==== Source material ====

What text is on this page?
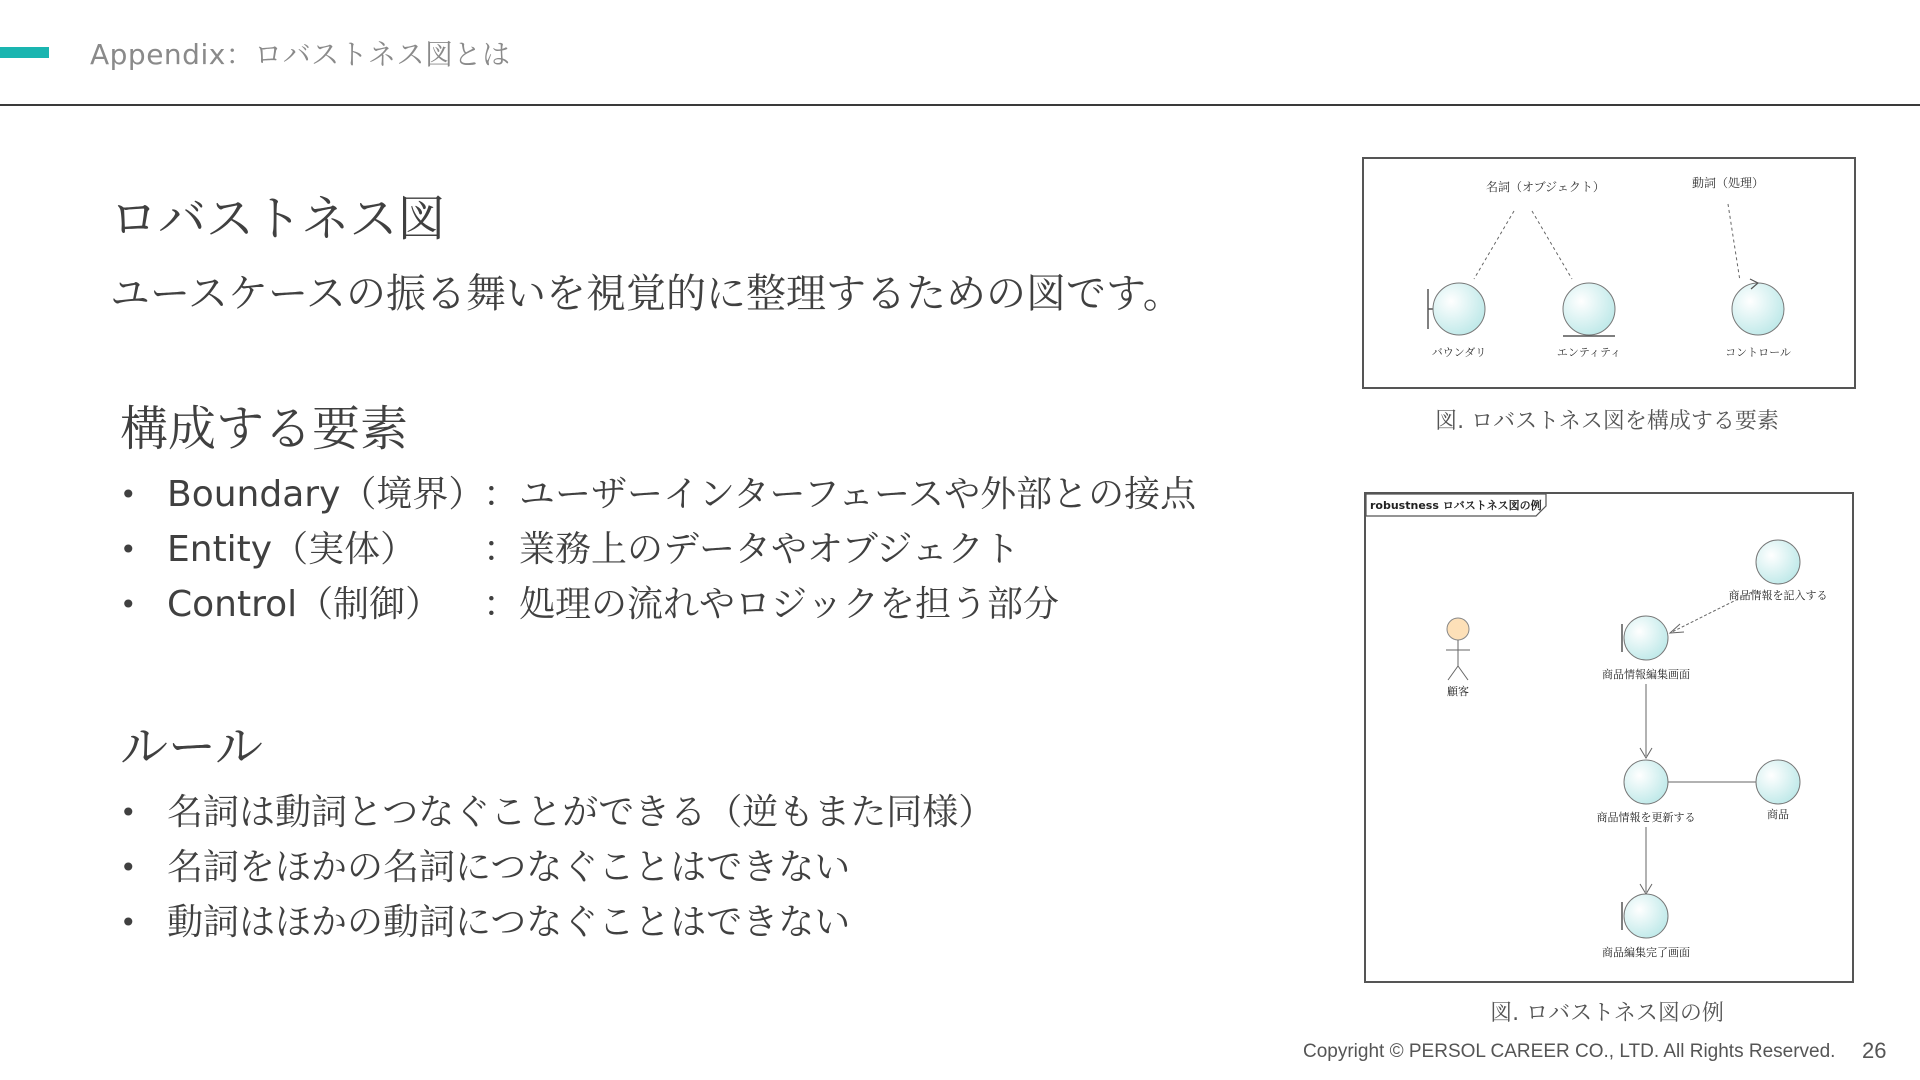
Appendix：ロバストネス図とは
ロバストネス図
ユースケースの振る舞いを視覚的に整理するための図です。
構成する要素
• Boundary（境界）：ユーザーインターフェースや外部との接点
• Entity（実体） ：業務上のデータやオブジェクト
• Control（制御） ：処理の流れやロジックを担う部分
ルール
• 名詞は動詞とつなぐことができる（逆もまた同様）
• 名詞をほかの名詞につなぐことはできない
• 動詞はほかの動詞につなぐことはできない
名詞（オブジェクト）	動詞（処理）
バウンダリ	エンティティ	コントロール
図. ロバストネス図を構成する要素
robustness ロバストネス図の例
顧客
商品情報を記入する
商品情報編集画面
商品情報を更新する	商品
商品編集完了画面
図. ロバストネス図の例
Copyright © PERSOL CAREER CO., LTD. All Rights Reserved. 26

====

> Short exercise
Every record above should be written out again exactly; the pictures stay out of the copy.

> Written response
What text is on this page?
Appendix：ロバストネス図とは
ロバストネス図
ユースケースの振る舞いを視覚的に整理するための図です。
構成する要素
• Boundary（境界）：ユーザーインターフェースや外部との接点
• Entity（実体） ：業務上のデータやオブジェクト
• Control（制御） ：処理の流れやロジックを担う部分
ルール
• 名詞は動詞とつなぐことができる（逆もまた同様）
• 名詞をほかの名詞につなぐことはできない
• 動詞はほかの動詞につなぐことはできない
名詞（オブジェクト）	動詞（処理）
バウンダリ	エンティティ	コントロール
図. ロバストネス図を構成する要素
robustness ロバストネス図の例
顧客
商品情報を記入する
商品情報編集画面
商品情報を更新する	商品
商品編集完了画面
図. ロバストネス図の例
Copyright © PERSOL CAREER CO., LTD. All Rights Reserved. 26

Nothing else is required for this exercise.